- _GIVEN PROBLEM_:
Lines containing the word "Rapport" should be extracted in full.

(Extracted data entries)

start

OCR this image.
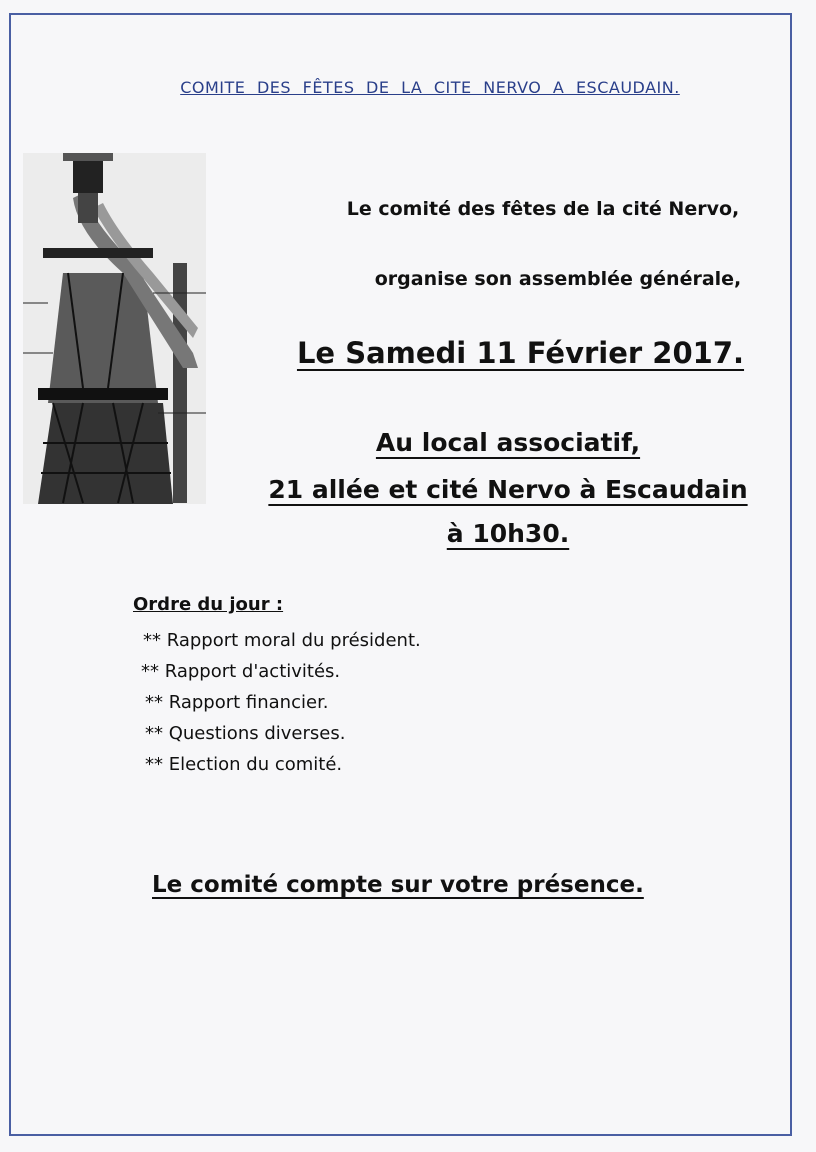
COMITE DES FÊTES DE LA CITE NERVO A ESCAUDAIN.
Le comité des fêtes de la cité Nervo,
organise son assemblée générale,
Le Samedi 11 Février 2017.
Au local associatif,
21 allée et cité Nervo à Escaudain
à 10h30.
Ordre du jour :
** Rapport moral du président.
** Rapport d'activités.
** Rapport financier.
** Questions diverses.
** Election du comité.
Le comité compte sur votre présence.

end

- _SOLUTION TO THIS EXERCISE_:
** Rapport moral du président.
** Rapport d'activités.
** Rapport financier.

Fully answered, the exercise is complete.